═════ DATA TO PROCESS ═════

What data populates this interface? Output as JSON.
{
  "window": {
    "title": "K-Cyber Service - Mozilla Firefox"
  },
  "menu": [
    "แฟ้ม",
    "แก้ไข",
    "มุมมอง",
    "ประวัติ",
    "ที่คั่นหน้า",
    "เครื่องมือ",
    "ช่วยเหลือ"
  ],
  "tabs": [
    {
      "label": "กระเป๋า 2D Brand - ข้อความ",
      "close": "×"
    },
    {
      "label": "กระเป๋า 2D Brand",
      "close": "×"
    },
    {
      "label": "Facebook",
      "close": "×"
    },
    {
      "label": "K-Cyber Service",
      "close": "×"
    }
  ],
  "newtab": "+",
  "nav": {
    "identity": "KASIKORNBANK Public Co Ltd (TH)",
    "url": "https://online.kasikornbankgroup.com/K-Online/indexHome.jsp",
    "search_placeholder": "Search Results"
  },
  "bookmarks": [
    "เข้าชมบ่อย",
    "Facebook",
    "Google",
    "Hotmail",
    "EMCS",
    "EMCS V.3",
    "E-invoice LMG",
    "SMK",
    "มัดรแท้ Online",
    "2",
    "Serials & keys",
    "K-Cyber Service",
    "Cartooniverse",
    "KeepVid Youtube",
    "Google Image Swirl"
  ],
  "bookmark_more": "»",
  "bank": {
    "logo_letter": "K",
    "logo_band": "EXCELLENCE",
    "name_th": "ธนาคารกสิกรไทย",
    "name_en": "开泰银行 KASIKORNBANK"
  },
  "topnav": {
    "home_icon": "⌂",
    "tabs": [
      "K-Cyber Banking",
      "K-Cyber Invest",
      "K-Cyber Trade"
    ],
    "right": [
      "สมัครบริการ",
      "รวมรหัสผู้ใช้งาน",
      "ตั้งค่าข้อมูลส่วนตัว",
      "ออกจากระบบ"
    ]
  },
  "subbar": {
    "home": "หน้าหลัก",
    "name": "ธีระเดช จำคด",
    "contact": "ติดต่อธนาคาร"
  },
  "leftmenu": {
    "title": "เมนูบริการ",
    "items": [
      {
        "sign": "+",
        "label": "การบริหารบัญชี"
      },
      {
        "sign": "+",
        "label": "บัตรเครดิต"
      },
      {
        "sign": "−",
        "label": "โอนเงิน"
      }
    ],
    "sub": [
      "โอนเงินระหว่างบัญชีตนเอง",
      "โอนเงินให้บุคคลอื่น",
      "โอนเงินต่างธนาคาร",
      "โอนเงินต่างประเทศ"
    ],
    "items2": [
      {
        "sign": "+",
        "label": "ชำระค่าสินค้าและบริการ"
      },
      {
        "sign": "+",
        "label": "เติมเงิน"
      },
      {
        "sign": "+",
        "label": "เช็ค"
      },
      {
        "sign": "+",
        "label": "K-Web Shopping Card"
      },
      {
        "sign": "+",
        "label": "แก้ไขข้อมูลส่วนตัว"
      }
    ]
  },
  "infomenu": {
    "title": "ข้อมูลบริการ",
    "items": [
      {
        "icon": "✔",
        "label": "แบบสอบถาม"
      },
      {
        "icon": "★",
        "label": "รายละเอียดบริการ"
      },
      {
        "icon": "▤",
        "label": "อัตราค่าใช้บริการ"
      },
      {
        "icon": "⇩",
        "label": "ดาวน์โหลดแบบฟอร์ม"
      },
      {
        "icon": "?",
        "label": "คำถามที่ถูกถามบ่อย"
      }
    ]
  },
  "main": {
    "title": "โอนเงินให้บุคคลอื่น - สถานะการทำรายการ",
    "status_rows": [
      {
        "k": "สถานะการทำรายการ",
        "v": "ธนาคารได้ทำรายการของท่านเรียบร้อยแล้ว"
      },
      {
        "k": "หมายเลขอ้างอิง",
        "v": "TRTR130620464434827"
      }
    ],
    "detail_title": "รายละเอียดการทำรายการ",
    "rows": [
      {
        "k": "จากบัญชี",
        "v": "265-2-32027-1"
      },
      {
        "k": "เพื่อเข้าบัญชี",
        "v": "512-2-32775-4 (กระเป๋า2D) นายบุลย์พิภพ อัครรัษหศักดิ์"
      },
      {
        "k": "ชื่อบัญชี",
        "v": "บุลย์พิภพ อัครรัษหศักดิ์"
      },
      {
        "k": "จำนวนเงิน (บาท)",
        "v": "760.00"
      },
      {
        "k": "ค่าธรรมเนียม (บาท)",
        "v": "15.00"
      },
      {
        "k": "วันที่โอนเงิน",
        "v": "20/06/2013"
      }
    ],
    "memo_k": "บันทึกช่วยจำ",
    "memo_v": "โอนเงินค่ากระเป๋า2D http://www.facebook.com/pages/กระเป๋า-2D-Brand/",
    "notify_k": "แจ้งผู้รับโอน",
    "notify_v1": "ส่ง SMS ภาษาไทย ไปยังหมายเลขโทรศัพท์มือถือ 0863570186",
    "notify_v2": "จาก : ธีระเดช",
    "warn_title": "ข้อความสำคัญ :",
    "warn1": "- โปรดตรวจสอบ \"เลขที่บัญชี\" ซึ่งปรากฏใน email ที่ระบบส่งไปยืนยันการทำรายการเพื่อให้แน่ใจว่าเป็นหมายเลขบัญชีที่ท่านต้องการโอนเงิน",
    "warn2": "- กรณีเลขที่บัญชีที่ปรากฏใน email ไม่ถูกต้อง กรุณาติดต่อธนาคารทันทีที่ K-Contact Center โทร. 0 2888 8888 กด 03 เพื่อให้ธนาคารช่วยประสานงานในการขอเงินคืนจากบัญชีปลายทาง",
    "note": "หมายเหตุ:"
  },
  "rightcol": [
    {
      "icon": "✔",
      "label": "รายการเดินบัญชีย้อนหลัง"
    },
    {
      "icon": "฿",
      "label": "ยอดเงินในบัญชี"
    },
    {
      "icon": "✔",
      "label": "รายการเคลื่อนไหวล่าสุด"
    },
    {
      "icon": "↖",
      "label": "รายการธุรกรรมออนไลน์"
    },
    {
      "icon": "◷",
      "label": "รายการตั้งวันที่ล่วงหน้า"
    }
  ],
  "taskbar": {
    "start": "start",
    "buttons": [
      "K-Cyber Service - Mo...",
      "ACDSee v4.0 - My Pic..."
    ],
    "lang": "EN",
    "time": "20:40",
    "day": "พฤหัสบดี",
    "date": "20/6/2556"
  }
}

═════

Reproduce the complete set of lines precisely as supplied.

What data populates this interface? Output as JSON.
{
  "window": {
    "title": "K-Cyber Service - Mozilla Firefox"
  },
  "menu": [
    "แฟ้ม",
    "แก้ไข",
    "มุมมอง",
    "ประวัติ",
    "ที่คั่นหน้า",
    "เครื่องมือ",
    "ช่วยเหลือ"
  ],
  "tabs": [
    {
      "label": "กระเป๋า 2D Brand - ข้อความ",
      "close": "×"
    },
    {
      "label": "กระเป๋า 2D Brand",
      "close": "×"
    },
    {
      "label": "Facebook",
      "close": "×"
    },
    {
      "label": "K-Cyber Service",
      "close": "×"
    }
  ],
  "newtab": "+",
  "nav": {
    "identity": "KASIKORNBANK Public Co Ltd (TH)",
    "url": "https://online.kasikornbankgroup.com/K-Online/indexHome.jsp",
    "search_placeholder": "Search Results"
  },
  "bookmarks": [
    "เข้าชมบ่อย",
    "Facebook",
    "Google",
    "Hotmail",
    "EMCS",
    "EMCS V.3",
    "E-invoice LMG",
    "SMK",
    "มัดรแท้ Online",
    "2",
    "Serials & keys",
    "K-Cyber Service",
    "Cartooniverse",
    "KeepVid Youtube",
    "Google Image Swirl"
  ],
  "bookmark_more": "»",
  "bank": {
    "logo_letter": "K",
    "logo_band": "EXCELLENCE",
    "name_th": "ธนาคารกสิกรไทย",
    "name_en": "开泰银行 KASIKORNBANK"
  },
  "topnav": {
    "home_icon": "⌂",
    "tabs": [
      "K-Cyber Banking",
      "K-Cyber Invest",
      "K-Cyber Trade"
    ],
    "right": [
      "สมัครบริการ",
      "รวมรหัสผู้ใช้งาน",
      "ตั้งค่าข้อมูลส่วนตัว",
      "ออกจากระบบ"
    ]
  },
  "subbar": {
    "home": "หน้าหลัก",
    "name": "ธีระเดช จำคด",
    "contact": "ติดต่อธนาคาร"
  },
  "leftmenu": {
    "title": "เมนูบริการ",
    "items": [
      {
        "sign": "+",
        "label": "การบริหารบัญชี"
      },
      {
        "sign": "+",
        "label": "บัตรเครดิต"
      },
      {
        "sign": "−",
        "label": "โอนเงิน"
      }
    ],
    "sub": [
      "โอนเงินระหว่างบัญชีตนเอง",
      "โอนเงินให้บุคคลอื่น",
      "โอนเงินต่างธนาคาร",
      "โอนเงินต่างประเทศ"
    ],
    "items2": [
      {
        "sign": "+",
        "label": "ชำระค่าสินค้าและบริการ"
      },
      {
        "sign": "+",
        "label": "เติมเงิน"
      },
      {
        "sign": "+",
        "label": "เช็ค"
      },
      {
        "sign": "+",
        "label": "K-Web Shopping Card"
      },
      {
        "sign": "+",
        "label": "แก้ไขข้อมูลส่วนตัว"
      }
    ]
  },
  "infomenu": {
    "title": "ข้อมูลบริการ",
    "items": [
      {
        "icon": "✔",
        "label": "แบบสอบถาม"
      },
      {
        "icon": "★",
        "label": "รายละเอียดบริการ"
      },
      {
        "icon": "▤",
        "label": "อัตราค่าใช้บริการ"
      },
      {
        "icon": "⇩",
        "label": "ดาวน์โหลดแบบฟอร์ม"
      },
      {
        "icon": "?",
        "label": "คำถามที่ถูกถามบ่อย"
      }
    ]
  },
  "main": {
    "title": "โอนเงินให้บุคคลอื่น - สถานะการทำรายการ",
    "status_rows": [
      {
        "k": "สถานะการทำรายการ",
        "v": "ธนาคารได้ทำรายการของท่านเรียบร้อยแล้ว"
      },
      {
        "k": "หมายเลขอ้างอิง",
        "v": "TRTR130620464434827"
      }
    ],
    "detail_title": "รายละเอียดการทำรายการ",
    "rows": [
      {
        "k": "จากบัญชี",
        "v": "265-2-32027-1"
      },
      {
        "k": "เพื่อเข้าบัญชี",
        "v": "512-2-32775-4 (กระเป๋า2D) นายบุลย์พิภพ อัครรัษหศักดิ์"
      },
      {
        "k": "ชื่อบัญชี",
        "v": "บุลย์พิภพ อัครรัษหศักดิ์"
      },
      {
        "k": "จำนวนเงิน (บาท)",
        "v": "760.00"
      },
      {
        "k": "ค่าธรรมเนียม (บาท)",
        "v": "15.00"
      },
      {
        "k": "วันที่โอนเงิน",
        "v": "20/06/2013"
      }
    ],
    "memo_k": "บันทึกช่วยจำ",
    "memo_v": "โอนเงินค่ากระเป๋า2D http://www.facebook.com/pages/กระเป๋า-2D-Brand/",
    "notify_k": "แจ้งผู้รับโอน",
    "notify_v1": "ส่ง SMS ภาษาไทย ไปยังหมายเลขโทรศัพท์มือถือ 0863570186",
    "notify_v2": "จาก : ธีระเดช",
    "warn_title": "ข้อความสำคัญ :",
    "warn1": "- โปรดตรวจสอบ \"เลขที่บัญชี\" ซึ่งปรากฏใน email ที่ระบบส่งไปยืนยันการทำรายการเพื่อให้แน่ใจว่าเป็นหมายเลขบัญชีที่ท่านต้องการโอนเงิน",
    "warn2": "- กรณีเลขที่บัญชีที่ปรากฏใน email ไม่ถูกต้อง กรุณาติดต่อธนาคารทันทีที่ K-Contact Center โทร. 0 2888 8888 กด 03 เพื่อให้ธนาคารช่วยประสานงานในการขอเงินคืนจากบัญชีปลายทาง",
    "note": "หมายเหตุ:"
  },
  "rightcol": [
    {
      "icon": "✔",
      "label": "รายการเดินบัญชีย้อนหลัง"
    },
    {
      "icon": "฿",
      "label": "ยอดเงินในบัญชี"
    },
    {
      "icon": "✔",
      "label": "รายการเคลื่อนไหวล่าสุด"
    },
    {
      "icon": "↖",
      "label": "รายการธุรกรรมออนไลน์"
    },
    {
      "icon": "◷",
      "label": "รายการตั้งวันที่ล่วงหน้า"
    }
  ],
  "taskbar": {
    "start": "start",
    "buttons": [
      "K-Cyber Service - Mo...",
      "ACDSee v4.0 - My Pic..."
    ],
    "lang": "EN",
    "time": "20:40",
    "day": "พฤหัสบดี",
    "date": "20/6/2556"
  }
}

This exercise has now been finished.